═══ Records provided ═══

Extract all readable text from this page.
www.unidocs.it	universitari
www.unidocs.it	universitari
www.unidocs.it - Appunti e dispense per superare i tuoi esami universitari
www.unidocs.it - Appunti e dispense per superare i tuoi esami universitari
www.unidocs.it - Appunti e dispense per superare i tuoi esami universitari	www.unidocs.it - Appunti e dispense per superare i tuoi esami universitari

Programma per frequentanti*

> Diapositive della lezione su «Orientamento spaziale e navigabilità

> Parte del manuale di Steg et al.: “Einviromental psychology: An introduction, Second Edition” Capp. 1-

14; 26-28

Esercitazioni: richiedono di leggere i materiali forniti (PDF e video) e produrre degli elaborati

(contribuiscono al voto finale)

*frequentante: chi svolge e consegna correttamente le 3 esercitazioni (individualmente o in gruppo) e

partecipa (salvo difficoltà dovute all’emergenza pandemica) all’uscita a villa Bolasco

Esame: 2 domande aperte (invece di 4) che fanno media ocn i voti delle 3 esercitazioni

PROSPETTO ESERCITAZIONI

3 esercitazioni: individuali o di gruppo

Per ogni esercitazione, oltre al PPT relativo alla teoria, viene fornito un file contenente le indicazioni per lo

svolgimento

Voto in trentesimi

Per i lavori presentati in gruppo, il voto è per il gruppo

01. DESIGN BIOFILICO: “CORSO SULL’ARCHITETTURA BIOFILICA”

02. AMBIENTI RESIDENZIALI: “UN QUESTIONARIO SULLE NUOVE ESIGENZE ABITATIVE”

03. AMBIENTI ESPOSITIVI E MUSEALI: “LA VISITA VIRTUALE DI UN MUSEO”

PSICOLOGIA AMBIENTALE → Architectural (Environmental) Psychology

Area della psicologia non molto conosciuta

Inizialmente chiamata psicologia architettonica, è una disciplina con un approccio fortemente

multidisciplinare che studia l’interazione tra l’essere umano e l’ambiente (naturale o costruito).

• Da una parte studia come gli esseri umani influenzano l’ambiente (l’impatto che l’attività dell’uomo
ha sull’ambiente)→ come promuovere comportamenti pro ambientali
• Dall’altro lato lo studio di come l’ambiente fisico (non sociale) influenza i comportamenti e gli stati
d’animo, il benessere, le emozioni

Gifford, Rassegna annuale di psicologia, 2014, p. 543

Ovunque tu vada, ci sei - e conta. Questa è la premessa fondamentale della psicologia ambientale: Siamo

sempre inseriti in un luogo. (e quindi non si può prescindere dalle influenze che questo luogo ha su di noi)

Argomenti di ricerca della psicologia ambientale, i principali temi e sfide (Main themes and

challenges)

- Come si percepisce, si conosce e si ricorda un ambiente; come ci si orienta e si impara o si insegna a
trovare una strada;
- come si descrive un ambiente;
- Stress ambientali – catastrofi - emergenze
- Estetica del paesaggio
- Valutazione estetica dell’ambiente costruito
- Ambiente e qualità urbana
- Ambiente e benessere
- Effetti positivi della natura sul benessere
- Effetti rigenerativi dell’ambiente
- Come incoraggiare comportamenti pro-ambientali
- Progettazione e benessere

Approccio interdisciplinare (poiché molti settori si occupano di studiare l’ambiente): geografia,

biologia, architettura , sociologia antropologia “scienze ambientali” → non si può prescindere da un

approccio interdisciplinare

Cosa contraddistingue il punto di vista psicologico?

═══

* [Given problem] Which lines contain the word "AMBIENTI"? Return each of them.

* [Task output]
02. AMBIENTI RESIDENZIALI: “UN QUESTIONARIO SULLE NUOVE ESIGENZE ABITATIVE”
03. AMBIENTI ESPOSITIVI E MUSEALI: “LA VISITA VIRTUALE DI UN MUSEO”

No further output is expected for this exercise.